Extracted data entries.
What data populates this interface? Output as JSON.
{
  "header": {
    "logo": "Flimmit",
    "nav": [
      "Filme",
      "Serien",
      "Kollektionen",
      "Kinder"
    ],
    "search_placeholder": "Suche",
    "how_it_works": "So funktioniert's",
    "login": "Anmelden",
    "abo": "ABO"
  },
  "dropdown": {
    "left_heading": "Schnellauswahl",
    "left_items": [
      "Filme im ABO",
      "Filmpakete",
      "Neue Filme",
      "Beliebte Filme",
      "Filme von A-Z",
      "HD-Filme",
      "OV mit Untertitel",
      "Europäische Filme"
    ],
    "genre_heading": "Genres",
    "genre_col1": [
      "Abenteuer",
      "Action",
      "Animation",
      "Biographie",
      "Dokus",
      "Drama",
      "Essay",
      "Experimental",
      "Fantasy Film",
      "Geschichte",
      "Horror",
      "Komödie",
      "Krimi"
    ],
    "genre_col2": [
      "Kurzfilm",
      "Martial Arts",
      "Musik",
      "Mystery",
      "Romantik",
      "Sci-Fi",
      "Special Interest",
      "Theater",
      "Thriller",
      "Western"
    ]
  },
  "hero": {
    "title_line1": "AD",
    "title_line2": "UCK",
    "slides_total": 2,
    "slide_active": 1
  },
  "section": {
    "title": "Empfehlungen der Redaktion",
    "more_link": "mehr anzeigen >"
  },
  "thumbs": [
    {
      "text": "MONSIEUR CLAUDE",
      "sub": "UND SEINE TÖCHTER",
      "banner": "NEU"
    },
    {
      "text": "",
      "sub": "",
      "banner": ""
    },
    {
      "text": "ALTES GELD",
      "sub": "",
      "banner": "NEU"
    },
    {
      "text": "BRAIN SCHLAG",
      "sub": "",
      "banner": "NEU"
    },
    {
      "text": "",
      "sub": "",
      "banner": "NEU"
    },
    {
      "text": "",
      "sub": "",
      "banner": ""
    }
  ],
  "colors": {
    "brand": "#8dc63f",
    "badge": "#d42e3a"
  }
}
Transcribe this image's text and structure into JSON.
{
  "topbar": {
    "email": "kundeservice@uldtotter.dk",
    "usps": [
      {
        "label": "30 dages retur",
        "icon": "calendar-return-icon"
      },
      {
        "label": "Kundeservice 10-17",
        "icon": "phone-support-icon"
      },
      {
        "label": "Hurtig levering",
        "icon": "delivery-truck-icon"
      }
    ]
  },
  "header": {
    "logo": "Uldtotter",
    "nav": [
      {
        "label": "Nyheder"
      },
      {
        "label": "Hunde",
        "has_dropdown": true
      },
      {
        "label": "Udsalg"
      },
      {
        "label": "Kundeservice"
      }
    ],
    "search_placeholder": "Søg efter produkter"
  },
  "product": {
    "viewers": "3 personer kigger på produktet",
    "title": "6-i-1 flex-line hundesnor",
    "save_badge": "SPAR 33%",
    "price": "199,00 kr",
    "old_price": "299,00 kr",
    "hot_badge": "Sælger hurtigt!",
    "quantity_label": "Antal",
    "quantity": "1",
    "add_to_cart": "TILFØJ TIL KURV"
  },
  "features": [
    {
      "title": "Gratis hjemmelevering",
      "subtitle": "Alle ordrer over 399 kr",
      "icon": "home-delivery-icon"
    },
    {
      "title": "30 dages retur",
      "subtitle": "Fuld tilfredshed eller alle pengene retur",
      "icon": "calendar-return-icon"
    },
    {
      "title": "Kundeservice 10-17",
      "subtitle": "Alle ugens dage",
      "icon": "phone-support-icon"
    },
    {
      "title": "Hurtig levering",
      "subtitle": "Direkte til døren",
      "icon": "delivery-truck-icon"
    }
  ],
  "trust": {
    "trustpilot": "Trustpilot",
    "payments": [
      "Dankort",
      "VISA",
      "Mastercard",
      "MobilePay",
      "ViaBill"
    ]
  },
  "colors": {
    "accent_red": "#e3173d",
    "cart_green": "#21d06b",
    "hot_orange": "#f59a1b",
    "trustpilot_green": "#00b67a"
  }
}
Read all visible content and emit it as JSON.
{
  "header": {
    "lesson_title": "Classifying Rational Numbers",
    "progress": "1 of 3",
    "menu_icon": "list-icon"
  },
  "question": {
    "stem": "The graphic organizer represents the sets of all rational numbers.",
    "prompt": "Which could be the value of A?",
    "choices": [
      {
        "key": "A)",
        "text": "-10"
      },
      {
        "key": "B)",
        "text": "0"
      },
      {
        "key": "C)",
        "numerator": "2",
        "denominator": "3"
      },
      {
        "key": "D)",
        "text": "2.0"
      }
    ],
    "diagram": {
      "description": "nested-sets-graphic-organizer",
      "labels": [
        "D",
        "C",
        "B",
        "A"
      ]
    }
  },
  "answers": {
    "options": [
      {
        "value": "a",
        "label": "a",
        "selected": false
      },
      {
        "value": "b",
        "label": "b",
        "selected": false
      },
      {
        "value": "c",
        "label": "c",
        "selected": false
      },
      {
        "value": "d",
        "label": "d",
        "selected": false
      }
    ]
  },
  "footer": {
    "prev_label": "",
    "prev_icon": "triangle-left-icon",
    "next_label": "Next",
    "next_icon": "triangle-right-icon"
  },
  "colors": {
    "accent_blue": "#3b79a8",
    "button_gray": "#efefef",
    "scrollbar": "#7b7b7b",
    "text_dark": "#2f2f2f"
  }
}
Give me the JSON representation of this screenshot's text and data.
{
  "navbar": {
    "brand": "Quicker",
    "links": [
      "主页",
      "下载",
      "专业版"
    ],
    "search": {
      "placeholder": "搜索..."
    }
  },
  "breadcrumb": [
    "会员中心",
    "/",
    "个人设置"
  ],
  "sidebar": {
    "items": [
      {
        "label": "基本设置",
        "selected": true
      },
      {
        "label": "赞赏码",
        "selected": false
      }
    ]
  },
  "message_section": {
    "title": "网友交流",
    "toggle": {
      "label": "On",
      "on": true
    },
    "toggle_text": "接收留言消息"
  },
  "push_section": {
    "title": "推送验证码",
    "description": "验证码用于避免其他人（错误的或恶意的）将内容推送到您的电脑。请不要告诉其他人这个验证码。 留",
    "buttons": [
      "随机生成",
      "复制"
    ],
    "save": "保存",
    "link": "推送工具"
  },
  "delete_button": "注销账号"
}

EXERCISE PROMPT. Each line must be given again exactly as written above.

WRITTEN RESPONSE.
What data populates this interface? Output as JSON.
{
  "header": {
    "logo": "Flimmit",
    "nav": [
      "Filme",
      "Serien",
      "Kollektionen",
      "Kinder"
    ],
    "search_placeholder": "Suche",
    "how_it_works": "So funktioniert's",
    "login": "Anmelden",
    "abo": "ABO"
  },
  "dropdown": {
    "left_heading": "Schnellauswahl",
    "left_items": [
      "Filme im ABO",
      "Filmpakete",
      "Neue Filme",
      "Beliebte Filme",
      "Filme von A-Z",
      "HD-Filme",
      "OV mit Untertitel",
      "Europäische Filme"
    ],
    "genre_heading": "Genres",
    "genre_col1": [
      "Abenteuer",
      "Action",
      "Animation",
      "Biographie",
      "Dokus",
      "Drama",
      "Essay",
      "Experimental",
      "Fantasy Film",
      "Geschichte",
      "Horror",
      "Komödie",
      "Krimi"
    ],
    "genre_col2": [
      "Kurzfilm",
      "Martial Arts",
      "Musik",
      "Mystery",
      "Romantik",
      "Sci-Fi",
      "Special Interest",
      "Theater",
      "Thriller",
      "Western"
    ]
  },
  "hero": {
    "title_line1": "AD",
    "title_line2": "UCK",
    "slides_total": 2,
    "slide_active": 1
  },
  "section": {
    "title": "Empfehlungen der Redaktion",
    "more_link": "mehr anzeigen >"
  },
  "thumbs": [
    {
      "text": "MONSIEUR CLAUDE",
      "sub": "UND SEINE TÖCHTER",
      "banner": "NEU"
    },
    {
      "text": "",
      "sub": "",
      "banner": ""
    },
    {
      "text": "ALTES GELD",
      "sub": "",
      "banner": "NEU"
    },
    {
      "text": "BRAIN SCHLAG",
      "sub": "",
      "banner": "NEU"
    },
    {
      "text": "",
      "sub": "",
      "banner": "NEU"
    },
    {
      "text": "",
      "sub": "",
      "banner": ""
    }
  ],
  "colors": {
    "brand": "#8dc63f",
    "badge": "#d42e3a"
  }
}
Transcribe this image's text and structure into JSON.
{
  "topbar": {
    "email": "kundeservice@uldtotter.dk",
    "usps": [
      {
        "label": "30 dages retur",
        "icon": "calendar-return-icon"
      },
      {
        "label": "Kundeservice 10-17",
        "icon": "phone-support-icon"
      },
      {
        "label": "Hurtig levering",
        "icon": "delivery-truck-icon"
      }
    ]
  },
  "header": {
    "logo": "Uldtotter",
    "nav": [
      {
        "label": "Nyheder"
      },
      {
        "label": "Hunde",
        "has_dropdown": true
      },
      {
        "label": "Udsalg"
      },
      {
        "label": "Kundeservice"
      }
    ],
    "search_placeholder": "Søg efter produkter"
  },
  "product": {
    "viewers": "3 personer kigger på produktet",
    "title": "6-i-1 flex-line hundesnor",
    "save_badge": "SPAR 33%",
    "price": "199,00 kr",
    "old_price": "299,00 kr",
    "hot_badge": "Sælger hurtigt!",
    "quantity_label": "Antal",
    "quantity": "1",
    "add_to_cart": "TILFØJ TIL KURV"
  },
  "features": [
    {
      "title": "Gratis hjemmelevering",
      "subtitle": "Alle ordrer over 399 kr",
      "icon": "home-delivery-icon"
    },
    {
      "title": "30 dages retur",
      "subtitle": "Fuld tilfredshed eller alle pengene retur",
      "icon": "calendar-return-icon"
    },
    {
      "title": "Kundeservice 10-17",
      "subtitle": "Alle ugens dage",
      "icon": "phone-support-icon"
    },
    {
      "title": "Hurtig levering",
      "subtitle": "Direkte til døren",
      "icon": "delivery-truck-icon"
    }
  ],
  "trust": {
    "trustpilot": "Trustpilot",
    "payments": [
      "Dankort",
      "VISA",
      "Mastercard",
      "MobilePay",
      "ViaBill"
    ]
  },
  "colors": {
    "accent_red": "#e3173d",
    "cart_green": "#21d06b",
    "hot_orange": "#f59a1b",
    "trustpilot_green": "#00b67a"
  }
}
Read all visible content and emit it as JSON.
{
  "header": {
    "lesson_title": "Classifying Rational Numbers",
    "progress": "1 of 3",
    "menu_icon": "list-icon"
  },
  "question": {
    "stem": "The graphic organizer represents the sets of all rational numbers.",
    "prompt": "Which could be the value of A?",
    "choices": [
      {
        "key": "A)",
        "text": "-10"
      },
      {
        "key": "B)",
        "text": "0"
      },
      {
        "key": "C)",
        "numerator": "2",
        "denominator": "3"
      },
      {
        "key": "D)",
        "text": "2.0"
      }
    ],
    "diagram": {
      "description": "nested-sets-graphic-organizer",
      "labels": [
        "D",
        "C",
        "B",
        "A"
      ]
    }
  },
  "answers": {
    "options": [
      {
        "value": "a",
        "label": "a",
        "selected": false
      },
      {
        "value": "b",
        "label": "b",
        "selected": false
      },
      {
        "value": "c",
        "label": "c",
        "selected": false
      },
      {
        "value": "d",
        "label": "d",
        "selected": false
      }
    ]
  },
  "footer": {
    "prev_label": "",
    "prev_icon": "triangle-left-icon",
    "next_label": "Next",
    "next_icon": "triangle-right-icon"
  },
  "colors": {
    "accent_blue": "#3b79a8",
    "button_gray": "#efefef",
    "scrollbar": "#7b7b7b",
    "text_dark": "#2f2f2f"
  }
}
Give me the JSON representation of this screenshot's text and data.
{
  "navbar": {
    "brand": "Quicker",
    "links": [
      "主页",
      "下载",
      "专业版"
    ],
    "search": {
      "placeholder": "搜索..."
    }
  },
  "breadcrumb": [
    "会员中心",
    "/",
    "个人设置"
  ],
  "sidebar": {
    "items": [
      {
        "label": "基本设置",
        "selected": true
      },
      {
        "label": "赞赏码",
        "selected": false
      }
    ]
  },
  "message_section": {
    "title": "网友交流",
    "toggle": {
      "label": "On",
      "on": true
    },
    "toggle_text": "接收留言消息"
  },
  "push_section": {
    "title": "推送验证码",
    "description": "验证码用于避免其他人（错误的或恶意的）将内容推送到您的电脑。请不要告诉其他人这个验证码。 留",
    "buttons": [
      "随机生成",
      "复制"
    ],
    "save": "保存",
    "link": "推送工具"
  },
  "delete_button": "注销账号"
}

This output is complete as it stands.